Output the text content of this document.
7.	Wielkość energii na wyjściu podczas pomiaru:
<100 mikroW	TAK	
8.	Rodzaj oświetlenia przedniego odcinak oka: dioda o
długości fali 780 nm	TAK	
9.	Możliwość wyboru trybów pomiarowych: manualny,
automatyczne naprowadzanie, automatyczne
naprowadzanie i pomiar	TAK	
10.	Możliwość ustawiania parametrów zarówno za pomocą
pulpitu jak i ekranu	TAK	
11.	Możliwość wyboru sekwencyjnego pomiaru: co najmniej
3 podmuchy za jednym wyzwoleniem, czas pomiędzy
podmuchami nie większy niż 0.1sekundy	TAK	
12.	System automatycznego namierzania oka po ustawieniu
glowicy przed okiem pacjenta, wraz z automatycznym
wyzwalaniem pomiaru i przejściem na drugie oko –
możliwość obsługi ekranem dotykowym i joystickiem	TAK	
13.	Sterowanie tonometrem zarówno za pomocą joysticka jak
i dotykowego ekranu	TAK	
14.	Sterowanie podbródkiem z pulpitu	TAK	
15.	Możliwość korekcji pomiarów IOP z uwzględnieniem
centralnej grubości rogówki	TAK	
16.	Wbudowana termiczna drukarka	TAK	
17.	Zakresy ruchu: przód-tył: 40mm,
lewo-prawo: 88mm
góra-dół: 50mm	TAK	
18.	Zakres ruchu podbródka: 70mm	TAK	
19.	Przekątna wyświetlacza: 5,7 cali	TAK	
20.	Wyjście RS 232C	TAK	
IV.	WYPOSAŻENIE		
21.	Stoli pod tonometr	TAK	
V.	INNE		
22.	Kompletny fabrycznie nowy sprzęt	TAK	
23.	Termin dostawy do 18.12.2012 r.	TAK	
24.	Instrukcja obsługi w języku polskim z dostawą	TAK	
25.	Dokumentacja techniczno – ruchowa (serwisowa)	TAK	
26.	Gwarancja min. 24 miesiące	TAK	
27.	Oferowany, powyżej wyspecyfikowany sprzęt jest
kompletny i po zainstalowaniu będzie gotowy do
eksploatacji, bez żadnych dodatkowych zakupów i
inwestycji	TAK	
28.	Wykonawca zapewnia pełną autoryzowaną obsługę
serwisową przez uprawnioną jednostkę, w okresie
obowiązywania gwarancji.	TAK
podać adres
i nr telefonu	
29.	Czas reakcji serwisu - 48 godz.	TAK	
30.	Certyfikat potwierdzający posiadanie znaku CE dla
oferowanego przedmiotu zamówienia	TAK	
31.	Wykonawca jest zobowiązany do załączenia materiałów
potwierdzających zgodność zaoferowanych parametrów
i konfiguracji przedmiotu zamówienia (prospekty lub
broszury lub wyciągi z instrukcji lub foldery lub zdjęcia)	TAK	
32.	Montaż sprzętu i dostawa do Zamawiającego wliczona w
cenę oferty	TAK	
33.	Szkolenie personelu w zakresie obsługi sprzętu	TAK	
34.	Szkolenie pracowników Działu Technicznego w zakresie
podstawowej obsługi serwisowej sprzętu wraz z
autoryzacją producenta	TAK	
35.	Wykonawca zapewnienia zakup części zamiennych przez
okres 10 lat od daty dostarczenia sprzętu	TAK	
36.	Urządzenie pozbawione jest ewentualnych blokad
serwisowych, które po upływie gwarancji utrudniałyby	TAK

What you are asked to do:
Where a line in the material contains "ruchu", copy that line.

Output of the task:
17.	Zakresy ruchu: przód-tył: 40mm,
18.	Zakres ruchu podbródka: 70mm	TAK	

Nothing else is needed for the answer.